PROMPT:
Arrange the lines of the entries below as a JSON list of strings, one string per line, beginning with the first line of the entries and ending with the line that contains "- prediction-line: [294, 95, 522, 140]". Leave out any blank lines.

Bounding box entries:

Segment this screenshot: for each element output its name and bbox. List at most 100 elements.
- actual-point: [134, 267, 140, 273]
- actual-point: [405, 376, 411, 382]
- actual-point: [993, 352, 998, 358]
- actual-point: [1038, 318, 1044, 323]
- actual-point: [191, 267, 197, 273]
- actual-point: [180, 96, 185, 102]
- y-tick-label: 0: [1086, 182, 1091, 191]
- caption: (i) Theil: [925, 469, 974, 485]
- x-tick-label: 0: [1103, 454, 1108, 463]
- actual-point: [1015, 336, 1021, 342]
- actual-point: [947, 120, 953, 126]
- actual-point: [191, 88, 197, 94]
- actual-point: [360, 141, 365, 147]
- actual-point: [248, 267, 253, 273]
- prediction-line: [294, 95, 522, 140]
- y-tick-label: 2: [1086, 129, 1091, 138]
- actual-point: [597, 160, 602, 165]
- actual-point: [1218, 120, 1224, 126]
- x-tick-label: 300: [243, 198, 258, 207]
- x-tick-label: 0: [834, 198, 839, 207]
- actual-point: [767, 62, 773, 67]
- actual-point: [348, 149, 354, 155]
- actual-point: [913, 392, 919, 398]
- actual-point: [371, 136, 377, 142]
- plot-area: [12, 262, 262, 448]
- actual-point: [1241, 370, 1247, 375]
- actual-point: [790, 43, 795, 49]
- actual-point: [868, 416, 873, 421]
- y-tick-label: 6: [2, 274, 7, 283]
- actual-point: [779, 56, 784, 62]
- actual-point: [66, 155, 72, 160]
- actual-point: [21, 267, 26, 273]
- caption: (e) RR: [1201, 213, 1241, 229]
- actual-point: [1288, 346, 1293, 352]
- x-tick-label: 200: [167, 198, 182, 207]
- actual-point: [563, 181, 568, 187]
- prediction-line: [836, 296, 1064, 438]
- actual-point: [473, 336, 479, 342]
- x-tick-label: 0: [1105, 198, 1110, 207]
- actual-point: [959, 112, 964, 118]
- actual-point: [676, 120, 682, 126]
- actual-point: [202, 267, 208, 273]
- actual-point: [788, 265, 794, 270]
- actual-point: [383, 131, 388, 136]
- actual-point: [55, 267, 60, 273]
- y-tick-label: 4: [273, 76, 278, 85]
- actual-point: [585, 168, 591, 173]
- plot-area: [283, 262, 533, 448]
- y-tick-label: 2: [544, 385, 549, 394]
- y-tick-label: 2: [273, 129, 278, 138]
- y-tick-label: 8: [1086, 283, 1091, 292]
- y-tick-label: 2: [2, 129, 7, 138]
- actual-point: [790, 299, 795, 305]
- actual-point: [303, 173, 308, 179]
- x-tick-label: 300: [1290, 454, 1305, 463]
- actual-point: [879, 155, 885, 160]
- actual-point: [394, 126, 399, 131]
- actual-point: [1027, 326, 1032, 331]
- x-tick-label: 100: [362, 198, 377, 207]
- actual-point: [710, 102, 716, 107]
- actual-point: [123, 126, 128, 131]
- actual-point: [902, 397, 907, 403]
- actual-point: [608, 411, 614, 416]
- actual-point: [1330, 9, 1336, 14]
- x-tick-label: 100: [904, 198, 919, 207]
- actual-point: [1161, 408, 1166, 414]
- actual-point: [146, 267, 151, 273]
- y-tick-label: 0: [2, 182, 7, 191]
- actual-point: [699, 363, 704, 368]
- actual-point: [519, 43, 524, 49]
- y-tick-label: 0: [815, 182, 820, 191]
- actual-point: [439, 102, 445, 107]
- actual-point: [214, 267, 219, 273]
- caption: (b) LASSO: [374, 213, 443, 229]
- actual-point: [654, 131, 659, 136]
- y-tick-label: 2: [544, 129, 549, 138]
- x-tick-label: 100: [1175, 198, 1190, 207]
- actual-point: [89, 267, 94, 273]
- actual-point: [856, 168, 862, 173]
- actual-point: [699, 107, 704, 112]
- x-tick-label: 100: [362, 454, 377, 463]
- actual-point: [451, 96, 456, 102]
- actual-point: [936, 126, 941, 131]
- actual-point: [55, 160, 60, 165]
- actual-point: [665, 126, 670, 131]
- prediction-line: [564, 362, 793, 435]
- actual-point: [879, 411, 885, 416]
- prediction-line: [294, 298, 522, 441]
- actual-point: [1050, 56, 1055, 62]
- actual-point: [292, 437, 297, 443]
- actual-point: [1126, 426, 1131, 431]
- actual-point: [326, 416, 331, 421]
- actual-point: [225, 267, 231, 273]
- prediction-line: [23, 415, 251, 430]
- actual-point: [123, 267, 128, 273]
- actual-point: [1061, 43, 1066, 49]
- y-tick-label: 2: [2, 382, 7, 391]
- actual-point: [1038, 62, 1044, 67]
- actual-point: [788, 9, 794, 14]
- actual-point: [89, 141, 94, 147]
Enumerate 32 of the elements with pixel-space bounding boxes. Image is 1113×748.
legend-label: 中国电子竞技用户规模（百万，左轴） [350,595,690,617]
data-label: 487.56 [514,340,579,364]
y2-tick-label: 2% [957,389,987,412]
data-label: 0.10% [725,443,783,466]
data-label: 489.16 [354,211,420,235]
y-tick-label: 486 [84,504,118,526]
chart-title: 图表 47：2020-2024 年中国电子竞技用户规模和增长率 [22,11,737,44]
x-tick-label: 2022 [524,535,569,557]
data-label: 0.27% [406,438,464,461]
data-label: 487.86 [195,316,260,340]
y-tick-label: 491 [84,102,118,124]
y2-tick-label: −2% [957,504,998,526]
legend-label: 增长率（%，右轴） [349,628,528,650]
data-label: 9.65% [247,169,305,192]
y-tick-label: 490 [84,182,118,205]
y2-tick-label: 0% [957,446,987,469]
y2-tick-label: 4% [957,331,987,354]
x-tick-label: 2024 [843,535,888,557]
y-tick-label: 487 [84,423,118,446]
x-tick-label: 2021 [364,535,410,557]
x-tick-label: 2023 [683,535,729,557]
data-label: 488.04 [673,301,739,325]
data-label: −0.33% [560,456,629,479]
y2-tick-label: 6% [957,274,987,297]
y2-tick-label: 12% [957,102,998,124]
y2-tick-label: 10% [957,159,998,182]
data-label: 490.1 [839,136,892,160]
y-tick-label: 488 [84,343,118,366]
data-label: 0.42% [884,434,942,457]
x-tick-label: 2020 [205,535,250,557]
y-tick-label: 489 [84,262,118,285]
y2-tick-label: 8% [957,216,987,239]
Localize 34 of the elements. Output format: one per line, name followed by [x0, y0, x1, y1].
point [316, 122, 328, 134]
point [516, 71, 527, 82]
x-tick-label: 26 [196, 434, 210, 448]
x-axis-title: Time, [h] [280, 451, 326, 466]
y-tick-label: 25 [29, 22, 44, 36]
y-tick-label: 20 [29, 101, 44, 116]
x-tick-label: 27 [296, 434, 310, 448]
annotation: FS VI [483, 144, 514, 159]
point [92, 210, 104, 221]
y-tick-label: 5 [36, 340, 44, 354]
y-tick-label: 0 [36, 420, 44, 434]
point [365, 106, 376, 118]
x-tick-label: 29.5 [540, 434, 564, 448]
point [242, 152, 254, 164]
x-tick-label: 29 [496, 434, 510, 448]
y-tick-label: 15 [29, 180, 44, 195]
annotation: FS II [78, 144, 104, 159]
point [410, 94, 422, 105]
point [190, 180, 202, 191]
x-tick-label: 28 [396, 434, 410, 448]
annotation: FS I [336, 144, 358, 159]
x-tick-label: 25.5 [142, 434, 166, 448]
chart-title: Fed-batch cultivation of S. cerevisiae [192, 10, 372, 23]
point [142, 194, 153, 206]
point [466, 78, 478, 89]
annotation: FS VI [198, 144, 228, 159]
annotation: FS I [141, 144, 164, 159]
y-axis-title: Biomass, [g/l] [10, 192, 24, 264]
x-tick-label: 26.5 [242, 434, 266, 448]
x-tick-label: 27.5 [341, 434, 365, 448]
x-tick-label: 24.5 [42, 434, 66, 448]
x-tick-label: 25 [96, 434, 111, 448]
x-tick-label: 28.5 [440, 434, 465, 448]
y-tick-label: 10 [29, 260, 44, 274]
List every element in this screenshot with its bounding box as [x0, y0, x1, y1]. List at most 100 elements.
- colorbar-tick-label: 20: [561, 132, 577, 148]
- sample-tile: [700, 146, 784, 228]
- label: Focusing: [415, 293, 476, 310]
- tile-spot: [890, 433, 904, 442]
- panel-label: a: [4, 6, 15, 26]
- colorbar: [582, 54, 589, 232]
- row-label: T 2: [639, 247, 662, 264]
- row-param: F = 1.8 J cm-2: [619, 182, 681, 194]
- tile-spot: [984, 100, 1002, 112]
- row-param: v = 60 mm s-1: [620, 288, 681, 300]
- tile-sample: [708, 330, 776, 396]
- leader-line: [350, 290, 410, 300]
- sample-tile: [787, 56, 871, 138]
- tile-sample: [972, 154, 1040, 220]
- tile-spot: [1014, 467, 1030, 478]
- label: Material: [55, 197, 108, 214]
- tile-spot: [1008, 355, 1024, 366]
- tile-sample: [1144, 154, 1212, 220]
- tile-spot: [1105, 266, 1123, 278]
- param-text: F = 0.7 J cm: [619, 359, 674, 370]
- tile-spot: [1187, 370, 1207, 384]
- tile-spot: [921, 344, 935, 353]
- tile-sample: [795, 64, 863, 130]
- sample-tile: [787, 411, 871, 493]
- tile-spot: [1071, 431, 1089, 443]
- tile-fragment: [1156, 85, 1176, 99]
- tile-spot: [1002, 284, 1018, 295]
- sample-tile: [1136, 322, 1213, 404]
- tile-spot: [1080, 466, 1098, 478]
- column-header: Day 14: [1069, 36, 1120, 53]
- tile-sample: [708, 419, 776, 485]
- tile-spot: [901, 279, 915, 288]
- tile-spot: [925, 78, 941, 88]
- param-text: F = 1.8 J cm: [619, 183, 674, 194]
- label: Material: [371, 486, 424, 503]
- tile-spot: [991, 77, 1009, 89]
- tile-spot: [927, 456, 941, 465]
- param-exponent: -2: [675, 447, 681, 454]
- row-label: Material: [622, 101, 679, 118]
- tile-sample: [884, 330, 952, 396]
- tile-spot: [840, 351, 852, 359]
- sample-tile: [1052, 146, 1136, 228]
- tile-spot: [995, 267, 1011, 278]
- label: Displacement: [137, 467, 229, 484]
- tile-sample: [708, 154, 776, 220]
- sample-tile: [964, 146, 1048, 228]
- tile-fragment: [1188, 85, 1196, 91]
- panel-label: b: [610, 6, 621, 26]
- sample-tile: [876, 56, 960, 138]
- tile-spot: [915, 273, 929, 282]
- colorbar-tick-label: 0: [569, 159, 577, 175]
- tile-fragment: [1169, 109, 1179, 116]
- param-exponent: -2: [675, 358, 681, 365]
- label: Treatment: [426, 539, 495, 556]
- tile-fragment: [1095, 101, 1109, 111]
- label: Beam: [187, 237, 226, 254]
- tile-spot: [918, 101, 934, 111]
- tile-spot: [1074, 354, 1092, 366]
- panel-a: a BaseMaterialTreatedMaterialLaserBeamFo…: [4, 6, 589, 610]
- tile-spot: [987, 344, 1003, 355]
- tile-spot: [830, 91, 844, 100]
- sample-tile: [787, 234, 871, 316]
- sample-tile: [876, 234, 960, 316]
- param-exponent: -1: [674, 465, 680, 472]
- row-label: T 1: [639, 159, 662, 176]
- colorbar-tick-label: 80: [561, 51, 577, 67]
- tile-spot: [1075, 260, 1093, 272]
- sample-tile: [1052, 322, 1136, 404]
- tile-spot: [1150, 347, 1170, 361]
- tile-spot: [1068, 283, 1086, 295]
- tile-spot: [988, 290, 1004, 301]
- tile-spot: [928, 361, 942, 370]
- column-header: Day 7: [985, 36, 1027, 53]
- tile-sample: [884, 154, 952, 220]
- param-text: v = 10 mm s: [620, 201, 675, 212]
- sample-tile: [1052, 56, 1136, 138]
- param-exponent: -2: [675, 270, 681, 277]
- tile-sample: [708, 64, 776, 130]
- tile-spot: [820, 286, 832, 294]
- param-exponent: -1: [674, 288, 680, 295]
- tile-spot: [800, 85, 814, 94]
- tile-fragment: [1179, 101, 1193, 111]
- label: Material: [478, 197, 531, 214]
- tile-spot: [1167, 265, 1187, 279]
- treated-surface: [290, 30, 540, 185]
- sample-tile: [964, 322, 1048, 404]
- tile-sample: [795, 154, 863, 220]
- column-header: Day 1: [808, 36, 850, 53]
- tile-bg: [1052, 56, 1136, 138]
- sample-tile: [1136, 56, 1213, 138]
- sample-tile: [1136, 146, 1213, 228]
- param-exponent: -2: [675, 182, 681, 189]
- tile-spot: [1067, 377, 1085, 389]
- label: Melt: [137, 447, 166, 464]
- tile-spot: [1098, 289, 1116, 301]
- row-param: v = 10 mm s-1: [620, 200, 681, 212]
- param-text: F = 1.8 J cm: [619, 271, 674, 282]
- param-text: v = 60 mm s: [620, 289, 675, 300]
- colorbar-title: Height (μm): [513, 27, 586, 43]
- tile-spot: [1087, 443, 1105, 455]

SOLUTION FOR THIS EXERCISE:
[
  "Segment this screenshot: for each element output its name and bbox. List at most 100 elements.",
  "- actual-point: [134, 267, 140, 273]",
  "- actual-point: [405, 376, 411, 382]",
  "- actual-point: [993, 352, 998, 358]",
  "- actual-point: [1038, 318, 1044, 323]",
  "- actual-point: [191, 267, 197, 273]",
  "- actual-point: [180, 96, 185, 102]",
  "- y-tick-label: 0: [1086, 182, 1091, 191]",
  "- caption: (i) Theil: [925, 469, 974, 485]",
  "- x-tick-label: 0: [1103, 454, 1108, 463]",
  "- actual-point: [1015, 336, 1021, 342]",
  "- actual-point: [947, 120, 953, 126]",
  "- actual-point: [191, 88, 197, 94]",
  "- actual-point: [360, 141, 365, 147]",
  "- actual-point: [248, 267, 253, 273]",
  "- prediction-line: [294, 95, 522, 140]"
]